Work to complete:
Return the records, each one exactly as written.

***

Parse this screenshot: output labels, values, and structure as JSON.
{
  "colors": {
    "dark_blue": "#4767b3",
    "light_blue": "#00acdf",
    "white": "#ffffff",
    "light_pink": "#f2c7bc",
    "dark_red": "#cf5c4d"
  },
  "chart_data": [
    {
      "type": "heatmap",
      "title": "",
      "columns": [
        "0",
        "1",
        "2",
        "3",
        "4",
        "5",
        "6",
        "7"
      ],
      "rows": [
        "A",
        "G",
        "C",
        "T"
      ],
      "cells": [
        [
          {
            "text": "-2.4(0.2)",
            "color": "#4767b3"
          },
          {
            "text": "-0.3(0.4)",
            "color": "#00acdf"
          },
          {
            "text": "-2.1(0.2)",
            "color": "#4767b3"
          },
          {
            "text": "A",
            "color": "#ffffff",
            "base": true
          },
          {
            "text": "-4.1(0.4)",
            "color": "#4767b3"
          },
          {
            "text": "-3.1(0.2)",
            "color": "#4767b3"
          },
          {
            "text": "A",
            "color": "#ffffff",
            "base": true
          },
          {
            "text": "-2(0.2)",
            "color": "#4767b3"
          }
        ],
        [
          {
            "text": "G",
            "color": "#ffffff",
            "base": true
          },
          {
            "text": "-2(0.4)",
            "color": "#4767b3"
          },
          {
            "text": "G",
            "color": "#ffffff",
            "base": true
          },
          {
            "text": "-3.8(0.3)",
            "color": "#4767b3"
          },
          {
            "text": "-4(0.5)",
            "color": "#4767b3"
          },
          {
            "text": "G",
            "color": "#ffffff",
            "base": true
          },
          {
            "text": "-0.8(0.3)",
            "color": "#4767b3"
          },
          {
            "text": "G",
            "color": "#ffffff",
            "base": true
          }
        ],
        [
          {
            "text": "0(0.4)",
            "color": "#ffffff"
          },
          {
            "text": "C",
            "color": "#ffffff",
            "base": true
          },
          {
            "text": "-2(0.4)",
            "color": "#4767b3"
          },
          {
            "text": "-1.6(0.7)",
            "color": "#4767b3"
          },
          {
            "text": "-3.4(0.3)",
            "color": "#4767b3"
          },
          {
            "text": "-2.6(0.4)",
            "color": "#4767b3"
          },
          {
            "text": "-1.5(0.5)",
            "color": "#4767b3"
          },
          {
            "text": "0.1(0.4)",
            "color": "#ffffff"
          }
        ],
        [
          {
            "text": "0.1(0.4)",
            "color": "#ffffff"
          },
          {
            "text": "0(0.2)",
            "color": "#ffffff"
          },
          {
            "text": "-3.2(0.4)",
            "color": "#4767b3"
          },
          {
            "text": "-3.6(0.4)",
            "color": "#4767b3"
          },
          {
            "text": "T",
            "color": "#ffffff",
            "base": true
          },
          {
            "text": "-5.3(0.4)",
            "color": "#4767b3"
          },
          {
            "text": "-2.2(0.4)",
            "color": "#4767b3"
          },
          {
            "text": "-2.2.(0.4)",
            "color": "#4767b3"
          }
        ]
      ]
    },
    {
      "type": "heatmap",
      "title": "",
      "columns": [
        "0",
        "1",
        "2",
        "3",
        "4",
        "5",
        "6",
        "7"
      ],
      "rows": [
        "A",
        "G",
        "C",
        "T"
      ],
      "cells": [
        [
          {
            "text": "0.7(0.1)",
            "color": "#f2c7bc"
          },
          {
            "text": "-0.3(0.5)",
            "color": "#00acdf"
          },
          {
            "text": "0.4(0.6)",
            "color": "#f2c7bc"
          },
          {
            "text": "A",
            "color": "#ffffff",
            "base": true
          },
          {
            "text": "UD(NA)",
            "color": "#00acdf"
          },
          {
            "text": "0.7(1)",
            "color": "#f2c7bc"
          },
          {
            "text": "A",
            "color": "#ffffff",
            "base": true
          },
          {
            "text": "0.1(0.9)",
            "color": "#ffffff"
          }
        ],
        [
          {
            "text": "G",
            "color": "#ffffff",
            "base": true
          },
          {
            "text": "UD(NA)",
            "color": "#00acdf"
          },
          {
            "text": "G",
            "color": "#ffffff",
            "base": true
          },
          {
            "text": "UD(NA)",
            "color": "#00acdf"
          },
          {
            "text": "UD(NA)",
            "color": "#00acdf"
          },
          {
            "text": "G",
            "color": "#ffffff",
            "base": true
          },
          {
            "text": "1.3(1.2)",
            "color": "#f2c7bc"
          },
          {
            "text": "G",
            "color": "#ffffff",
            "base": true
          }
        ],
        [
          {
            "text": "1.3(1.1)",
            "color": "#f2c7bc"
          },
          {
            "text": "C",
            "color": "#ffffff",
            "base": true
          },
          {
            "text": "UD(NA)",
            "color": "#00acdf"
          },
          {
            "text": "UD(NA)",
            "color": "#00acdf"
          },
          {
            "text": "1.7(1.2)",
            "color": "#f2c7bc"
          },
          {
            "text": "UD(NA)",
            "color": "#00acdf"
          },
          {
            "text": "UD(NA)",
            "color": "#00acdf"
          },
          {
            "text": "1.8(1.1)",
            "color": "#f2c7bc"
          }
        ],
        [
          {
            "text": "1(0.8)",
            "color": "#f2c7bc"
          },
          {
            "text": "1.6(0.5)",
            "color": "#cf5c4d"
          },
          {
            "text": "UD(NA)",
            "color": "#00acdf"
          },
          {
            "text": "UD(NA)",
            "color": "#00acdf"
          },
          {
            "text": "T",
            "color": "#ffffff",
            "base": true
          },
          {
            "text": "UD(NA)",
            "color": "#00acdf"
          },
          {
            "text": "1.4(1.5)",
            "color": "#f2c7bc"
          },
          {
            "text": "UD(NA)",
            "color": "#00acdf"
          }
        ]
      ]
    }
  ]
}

***

Full response:
Parse this screenshot: output labels, values, and structure as JSON.
{
  "colors": {
    "dark_blue": "#4767b3",
    "light_blue": "#00acdf",
    "white": "#ffffff",
    "light_pink": "#f2c7bc",
    "dark_red": "#cf5c4d"
  },
  "chart_data": [
    {
      "type": "heatmap",
      "title": "",
      "columns": [
        "0",
        "1",
        "2",
        "3",
        "4",
        "5",
        "6",
        "7"
      ],
      "rows": [
        "A",
        "G",
        "C",
        "T"
      ],
      "cells": [
        [
          {
            "text": "-2.4(0.2)",
            "color": "#4767b3"
          },
          {
            "text": "-0.3(0.4)",
            "color": "#00acdf"
          },
          {
            "text": "-2.1(0.2)",
            "color": "#4767b3"
          },
          {
            "text": "A",
            "color": "#ffffff",
            "base": true
          },
          {
            "text": "-4.1(0.4)",
            "color": "#4767b3"
          },
          {
            "text": "-3.1(0.2)",
            "color": "#4767b3"
          },
          {
            "text": "A",
            "color": "#ffffff",
            "base": true
          },
          {
            "text": "-2(0.2)",
            "color": "#4767b3"
          }
        ],
        [
          {
            "text": "G",
            "color": "#ffffff",
            "base": true
          },
          {
            "text": "-2(0.4)",
            "color": "#4767b3"
          },
          {
            "text": "G",
            "color": "#ffffff",
            "base": true
          },
          {
            "text": "-3.8(0.3)",
            "color": "#4767b3"
          },
          {
            "text": "-4(0.5)",
            "color": "#4767b3"
          },
          {
            "text": "G",
            "color": "#ffffff",
            "base": true
          },
          {
            "text": "-0.8(0.3)",
            "color": "#4767b3"
          },
          {
            "text": "G",
            "color": "#ffffff",
            "base": true
          }
        ],
        [
          {
            "text": "0(0.4)",
            "color": "#ffffff"
          },
          {
            "text": "C",
            "color": "#ffffff",
            "base": true
          },
          {
            "text": "-2(0.4)",
            "color": "#4767b3"
          },
          {
            "text": "-1.6(0.7)",
            "color": "#4767b3"
          },
          {
            "text": "-3.4(0.3)",
            "color": "#4767b3"
          },
          {
            "text": "-2.6(0.4)",
            "color": "#4767b3"
          },
          {
            "text": "-1.5(0.5)",
            "color": "#4767b3"
          },
          {
            "text": "0.1(0.4)",
            "color": "#ffffff"
          }
        ],
        [
          {
            "text": "0.1(0.4)",
            "color": "#ffffff"
          },
          {
            "text": "0(0.2)",
            "color": "#ffffff"
          },
          {
            "text": "-3.2(0.4)",
            "color": "#4767b3"
          },
          {
            "text": "-3.6(0.4)",
            "color": "#4767b3"
          },
          {
            "text": "T",
            "color": "#ffffff",
            "base": true
          },
          {
            "text": "-5.3(0.4)",
            "color": "#4767b3"
          },
          {
            "text": "-2.2(0.4)",
            "color": "#4767b3"
          },
          {
            "text": "-2.2.(0.4)",
            "color": "#4767b3"
          }
        ]
      ]
    },
    {
      "type": "heatmap",
      "title": "",
      "columns": [
        "0",
        "1",
        "2",
        "3",
        "4",
        "5",
        "6",
        "7"
      ],
      "rows": [
        "A",
        "G",
        "C",
        "T"
      ],
      "cells": [
        [
          {
            "text": "0.7(0.1)",
            "color": "#f2c7bc"
          },
          {
            "text": "-0.3(0.5)",
            "color": "#00acdf"
          },
          {
            "text": "0.4(0.6)",
            "color": "#f2c7bc"
          },
          {
            "text": "A",
            "color": "#ffffff",
            "base": true
          },
          {
            "text": "UD(NA)",
            "color": "#00acdf"
          },
          {
            "text": "0.7(1)",
            "color": "#f2c7bc"
          },
          {
            "text": "A",
            "color": "#ffffff",
            "base": true
          },
          {
            "text": "0.1(0.9)",
            "color": "#ffffff"
          }
        ],
        [
          {
            "text": "G",
            "color": "#ffffff",
            "base": true
          },
          {
            "text": "UD(NA)",
            "color": "#00acdf"
          },
          {
            "text": "G",
            "color": "#ffffff",
            "base": true
          },
          {
            "text": "UD(NA)",
            "color": "#00acdf"
          },
          {
            "text": "UD(NA)",
            "color": "#00acdf"
          },
          {
            "text": "G",
            "color": "#ffffff",
            "base": true
          },
          {
            "text": "1.3(1.2)",
            "color": "#f2c7bc"
          },
          {
            "text": "G",
            "color": "#ffffff",
            "base": true
          }
        ],
        [
          {
            "text": "1.3(1.1)",
            "color": "#f2c7bc"
          },
          {
            "text": "C",
            "color": "#ffffff",
            "base": true
          },
          {
            "text": "UD(NA)",
            "color": "#00acdf"
          },
          {
            "text": "UD(NA)",
            "color": "#00acdf"
          },
          {
            "text": "1.7(1.2)",
            "color": "#f2c7bc"
          },
          {
            "text": "UD(NA)",
            "color": "#00acdf"
          },
          {
            "text": "UD(NA)",
            "color": "#00acdf"
          },
          {
            "text": "1.8(1.1)",
            "color": "#f2c7bc"
          }
        ],
        [
          {
            "text": "1(0.8)",
            "color": "#f2c7bc"
          },
          {
            "text": "1.6(0.5)",
            "color": "#cf5c4d"
          },
          {
            "text": "UD(NA)",
            "color": "#00acdf"
          },
          {
            "text": "UD(NA)",
            "color": "#00acdf"
          },
          {
            "text": "T",
            "color": "#ffffff",
            "base": true
          },
          {
            "text": "UD(NA)",
            "color": "#00acdf"
          },
          {
            "text": "1.4(1.5)",
            "color": "#f2c7bc"
          },
          {
            "text": "UD(NA)",
            "color": "#00acdf"
          }
        ]
      ]
    }
  ]
}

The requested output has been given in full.